## Do this
Copy each line that holds "text".

........

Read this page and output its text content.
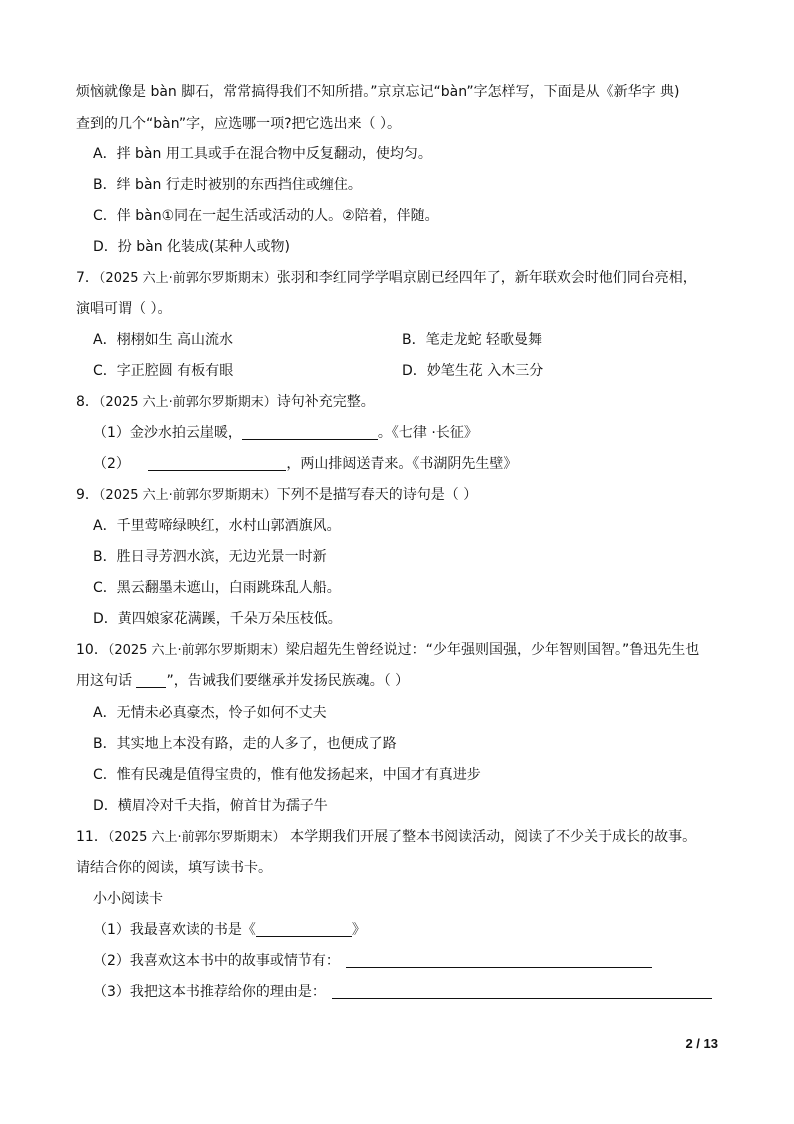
烦恼就像是 bàn 脚石，常常搞得我们不知所措。”京京忘记“bàn”字怎样写，下面是从《新华字 典)
查到的几个“bàn”字，应选哪一项?把它选出来（ ）。
A．拌 bàn 用工具或手在混合物中反复翻动，使均匀。
B．绊 bàn 行走时被别的东西挡住或缠住。
C．伴 bàn①同在一起生活或活动的人。②陪着，伴随。
D．扮 bàn 化装成(某种人或物)
7．（2025 六上·前郭尔罗斯期末）张羽和李红同学学唱京剧已经四年了，新年联欢会时他们同台亮相，
演唱可谓（ ）。
A．栩栩如生 高山流水	B．笔走龙蛇 轻歌曼舞
C．字正腔圆 有板有眼	D．妙笔生花 入木三分
8．（2025 六上·前郭尔罗斯期末）诗句补充完整。
（1）金沙水拍云崖暖，	。《七律 ·长征》
（2）	，两山排闼送青来。《书湖阴先生壁》
9．（2025 六上·前郭尔罗斯期末）下列不是描写春天的诗句是（ ）
A．千里莺啼绿映红，水村山郭酒旗风。
B．胜日寻芳泗水滨，无边光景一时新
C．黑云翻墨未遮山，白雨跳珠乱人船。
D．黄四娘家花满蹊，千朵万朵压枝低。
10．（2025 六上·前郭尔罗斯期末）梁启超先生曾经说过：“少年强则国强，少年智则国智。”鲁迅先生也
用这句话 ”，告诫我们要继承并发扬民族魂。（ ）
A．无情未必真豪杰，怜子如何不丈夫
B．其实地上本没有路，走的人多了，也便成了路
C．惟有民魂是值得宝贵的，惟有他发扬起来，中国才有真进步
D．横眉冷对千夫指，俯首甘为孺子牛
11．（2025 六上·前郭尔罗斯期末） 本学期我们开展了整本书阅读活动，阅读了不少关于成长的故事。
请结合你的阅读，填写读书卡。
小小阅读卡
（1）我最喜欢读的书是《	》
（2）我喜欢这本书中的故事或情节有：
（3）我把这本书推荐给你的理由是：
2 / 13
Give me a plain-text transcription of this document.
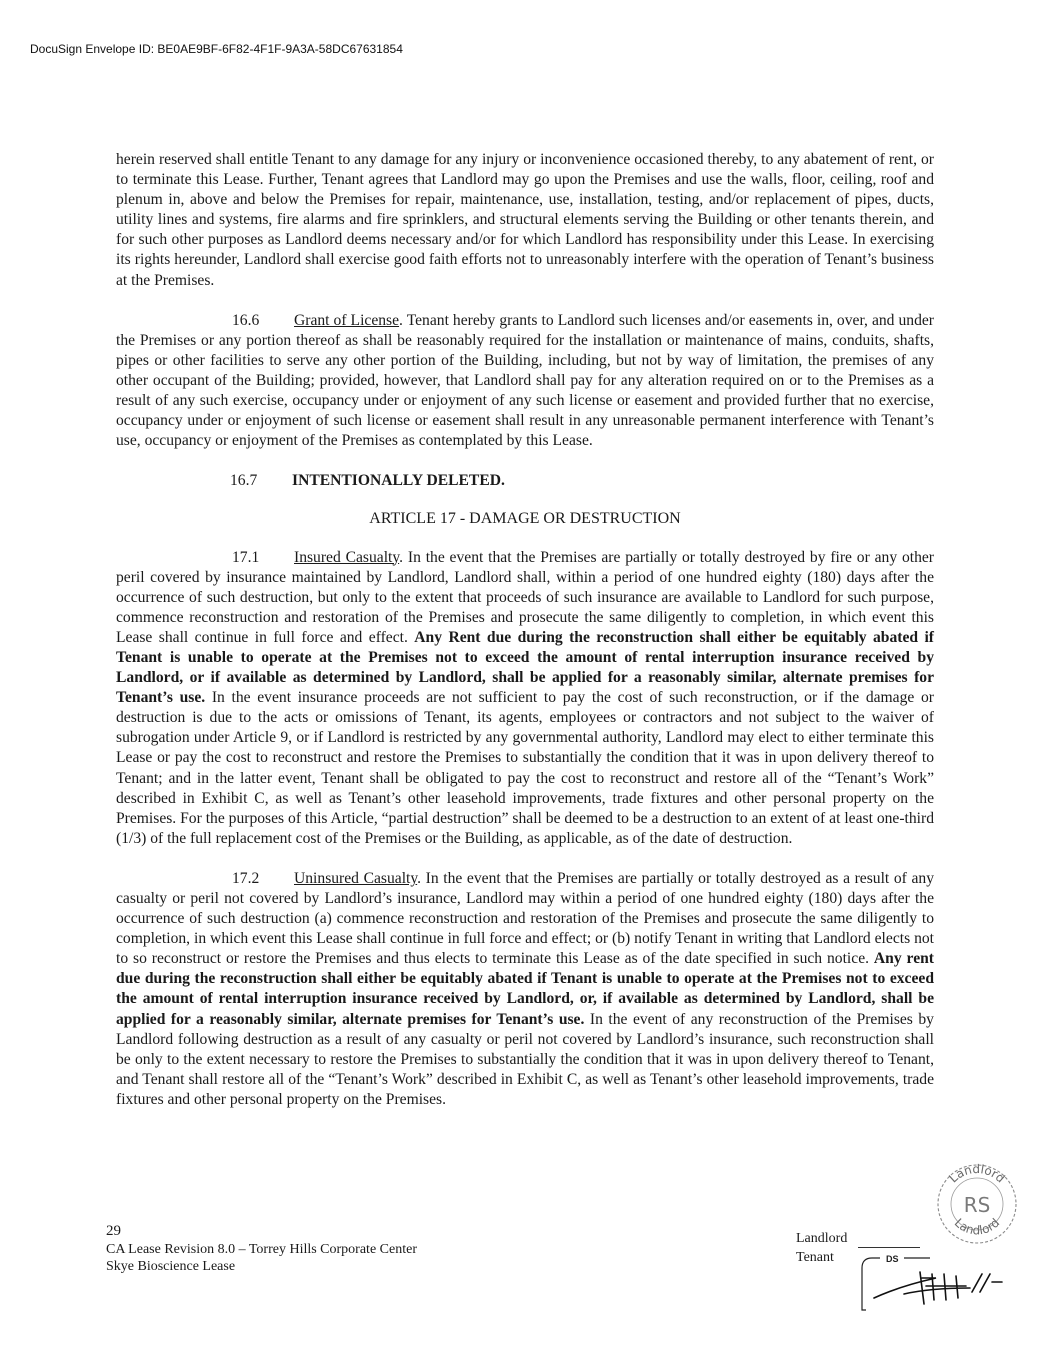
DocuSign Envelope ID: BE0AE9BF-6F82-4F1F-9A3A-58DC67631854

herein reserved shall entitle Tenant to any damage for any injury or inconvenience occasioned thereby, to any abatement of rent, or to terminate this Lease. Further, Tenant agrees that Landlord may go upon the Premises and use the walls, floor, ceiling, roof and plenum in, above and below the Premises for repair, maintenance, use, installation, testing, and/or replacement of pipes, ducts, utility lines and systems, fire alarms and fire sprinklers, and structural elements serving the Building or other tenants therein, and for such other purposes as Landlord deems necessary and/or for which Landlord has responsibility under this Lease. In exercising its rights hereunder, Landlord shall exercise good faith efforts not to unreasonably interfere with the operation of Tenant’s business at the Premises.

16.6 Grant of License. Tenant hereby grants to Landlord such licenses and/or easements in, over, and under the Premises or any portion thereof as shall be reasonably required for the installation or maintenance of mains, conduits, shafts, pipes or other facilities to serve any other portion of the Building, including, but not by way of limitation, the premises of any other occupant of the Building; provided, however, that Landlord shall pay for any alteration required on or to the Premises as a result of any such exercise, occupancy under or enjoyment of any such license or easement and provided further that no exercise, occupancy under or enjoyment of such license or easement shall result in any unreasonable permanent interference with Tenant’s use, occupancy or enjoyment of the Premises as contemplated by this Lease.

16.7 INTENTIONALLY DELETED.

ARTICLE 17 - DAMAGE OR DESTRUCTION

17.1 Insured Casualty. In the event that the Premises are partially or totally destroyed by fire or any other peril covered by insurance maintained by Landlord, Landlord shall, within a period of one hundred eighty (180) days after the occurrence of such destruction, but only to the extent that proceeds of such insurance are available to Landlord for such purpose, commence reconstruction and restoration of the Premises and prosecute the same diligently to completion, in which event this Lease shall continue in full force and effect. Any Rent due during the reconstruction shall either be equitably abated if Tenant is unable to operate at the Premises not to exceed the amount of rental interruption insurance received by Landlord, or if available as determined by Landlord, shall be applied for a reasonably similar, alternate premises for Tenant’s use. In the event insurance proceeds are not sufficient to pay the cost of such reconstruction, or if the damage or destruction is due to the acts or omissions of Tenant, its agents, employees or contractors and not subject to the waiver of subrogation under Article 9, or if Landlord is restricted by any governmental authority, Landlord may elect to either terminate this Lease or pay the cost to reconstruct and restore the Premises to substantially the condition that it was in upon delivery thereof to Tenant; and in the latter event, Tenant shall be obligated to pay the cost to reconstruct and restore all of the “Tenant’s Work” described in Exhibit C, as well as Tenant’s other leasehold improvements, trade fixtures and other personal property on the Premises. For the purposes of this Article, “partial destruction” shall be deemed to be a destruction to an extent of at least one-third (1/3) of the full replacement cost of the Premises or the Building, as applicable, as of the date of destruction.

17.2 Uninsured Casualty. In the event that the Premises are partially or totally destroyed as a result of any casualty or peril not covered by Landlord’s insurance, Landlord may within a period of one hundred eighty (180) days after the occurrence of such destruction (a) commence reconstruction and restoration of the Premises and prosecute the same diligently to completion, in which event this Lease shall continue in full force and effect; or (b) notify Tenant in writing that Landlord elects not to so reconstruct or restore the Premises and thus elects to terminate this Lease as of the date specified in such notice. Any rent due during the reconstruction shall either be equitably abated if Tenant is unable to operate at the Premises not to exceed the amount of rental interruption insurance received by Landlord, or, if available as determined by Landlord, shall be applied for a reasonably similar, alternate premises for Tenant’s use. In the event of any reconstruction of the Premises by Landlord following destruction as a result of any casualty or peril not covered by Landlord’s insurance, such reconstruction shall be only to the extent necessary to restore the Premises to substantially the condition that it was in upon delivery thereof to Tenant, and Tenant shall restore all of the “Tenant’s Work” described in Exhibit C, as well as Tenant’s other leasehold improvements, trade fixtures and other personal property on the Premises.

29
CA Lease Revision 8.0 – Torrey Hills Corporate Center
Skye Bioscience Lease
Landlord
Tenant
Landlord
Landlord
RS
DS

........

## Problem solution
Read this page and output its text content.
Give me a plain-text transcription of this document.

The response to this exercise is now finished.